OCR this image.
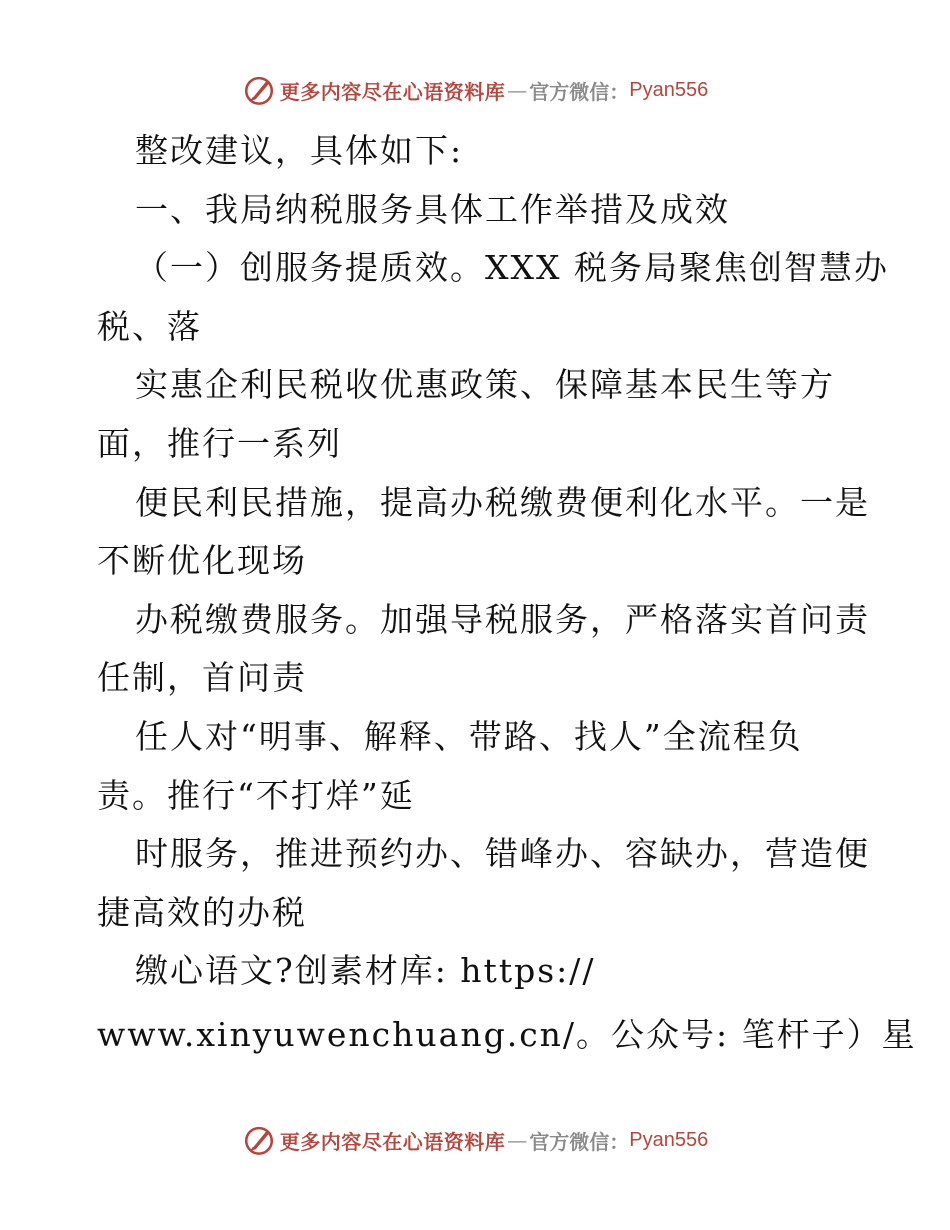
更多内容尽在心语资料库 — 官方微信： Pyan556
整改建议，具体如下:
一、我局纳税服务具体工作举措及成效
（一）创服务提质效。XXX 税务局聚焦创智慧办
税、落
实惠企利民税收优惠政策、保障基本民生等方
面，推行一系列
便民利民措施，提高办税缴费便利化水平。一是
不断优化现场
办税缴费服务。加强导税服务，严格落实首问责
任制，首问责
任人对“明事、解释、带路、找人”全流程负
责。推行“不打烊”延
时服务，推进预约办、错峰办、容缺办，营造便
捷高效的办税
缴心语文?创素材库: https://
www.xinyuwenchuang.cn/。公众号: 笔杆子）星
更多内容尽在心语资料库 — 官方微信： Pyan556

...

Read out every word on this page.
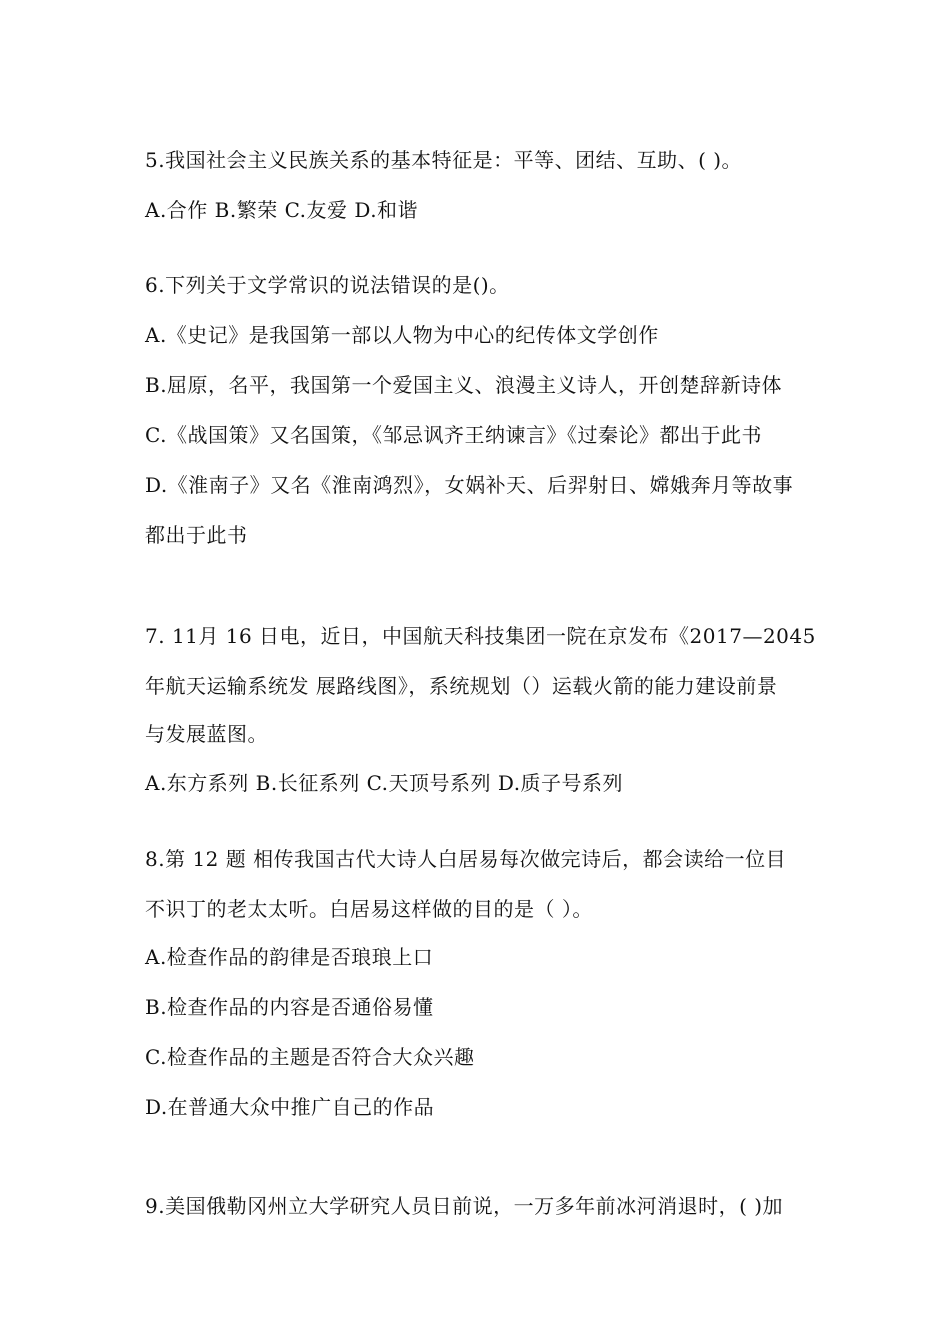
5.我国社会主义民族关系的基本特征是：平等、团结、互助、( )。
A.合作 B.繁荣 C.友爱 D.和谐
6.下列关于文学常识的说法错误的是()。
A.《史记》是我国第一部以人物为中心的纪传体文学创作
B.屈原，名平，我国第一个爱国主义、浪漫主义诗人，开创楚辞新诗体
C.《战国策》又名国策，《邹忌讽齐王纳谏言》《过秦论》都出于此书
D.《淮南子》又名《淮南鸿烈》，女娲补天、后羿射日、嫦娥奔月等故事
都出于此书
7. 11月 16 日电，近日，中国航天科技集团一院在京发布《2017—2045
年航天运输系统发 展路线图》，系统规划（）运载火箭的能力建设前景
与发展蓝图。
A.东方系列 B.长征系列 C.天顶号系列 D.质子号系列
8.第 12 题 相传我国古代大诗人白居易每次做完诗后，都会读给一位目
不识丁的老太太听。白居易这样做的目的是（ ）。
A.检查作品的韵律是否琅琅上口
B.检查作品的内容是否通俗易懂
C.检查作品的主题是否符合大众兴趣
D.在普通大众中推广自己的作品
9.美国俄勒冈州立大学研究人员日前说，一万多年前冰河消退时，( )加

==

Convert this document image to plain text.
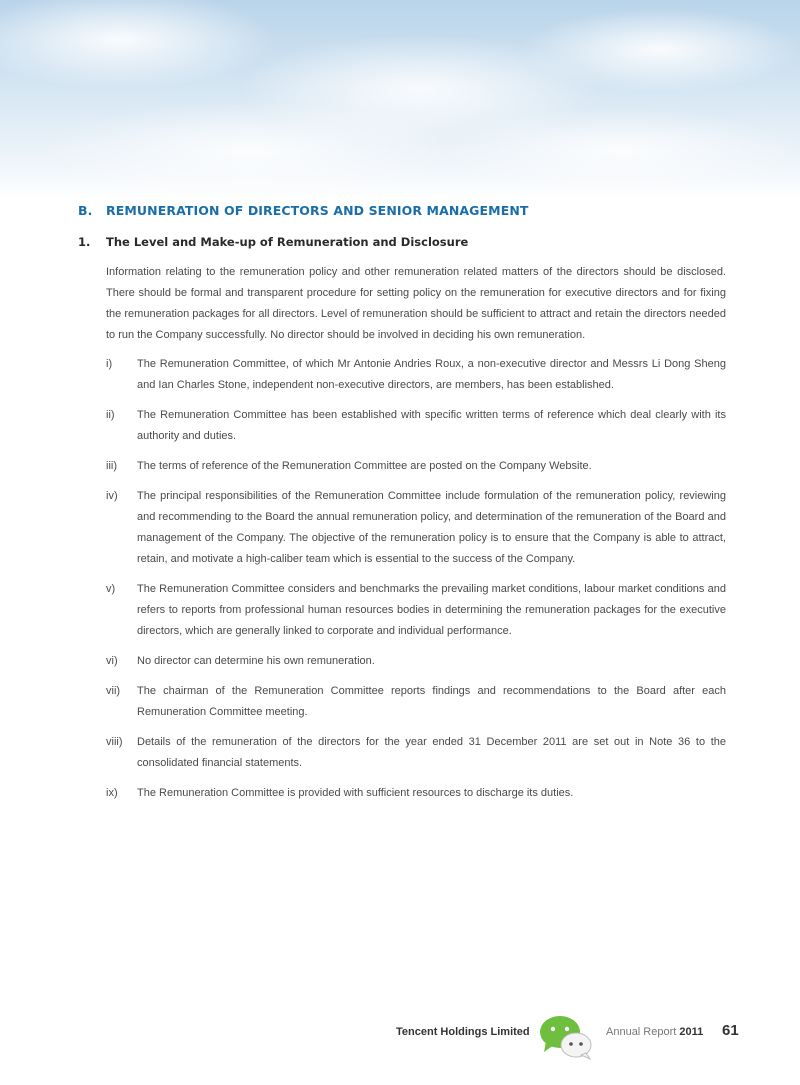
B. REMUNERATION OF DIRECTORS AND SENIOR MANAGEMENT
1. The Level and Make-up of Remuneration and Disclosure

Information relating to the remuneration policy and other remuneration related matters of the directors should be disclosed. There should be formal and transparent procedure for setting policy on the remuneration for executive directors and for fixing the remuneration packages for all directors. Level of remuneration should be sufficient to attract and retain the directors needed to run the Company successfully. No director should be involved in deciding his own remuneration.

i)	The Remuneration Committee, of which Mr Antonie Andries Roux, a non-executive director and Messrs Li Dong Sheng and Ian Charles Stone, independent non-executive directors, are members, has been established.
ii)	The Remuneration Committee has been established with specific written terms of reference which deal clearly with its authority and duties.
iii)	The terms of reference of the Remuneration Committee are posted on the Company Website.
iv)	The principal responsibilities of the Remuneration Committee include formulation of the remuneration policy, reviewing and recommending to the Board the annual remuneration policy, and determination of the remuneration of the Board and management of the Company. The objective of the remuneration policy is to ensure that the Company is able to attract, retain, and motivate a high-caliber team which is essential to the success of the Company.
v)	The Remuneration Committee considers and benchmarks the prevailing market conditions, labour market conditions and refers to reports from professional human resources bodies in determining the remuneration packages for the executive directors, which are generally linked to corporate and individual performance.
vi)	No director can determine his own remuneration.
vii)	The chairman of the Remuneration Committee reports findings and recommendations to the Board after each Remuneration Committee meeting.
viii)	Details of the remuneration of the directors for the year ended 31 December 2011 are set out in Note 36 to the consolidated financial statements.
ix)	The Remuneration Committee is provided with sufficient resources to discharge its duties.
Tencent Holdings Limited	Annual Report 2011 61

• AIM OF THE EXERCISE: Pick out the lines that have the word "with". Copy them all.

• TASK RESULT:
ii)	The Remuneration Committee has been established with specific written terms of reference which deal clearly with its authority and duties.
ix)	The Remuneration Committee is provided with sufficient resources to discharge its duties.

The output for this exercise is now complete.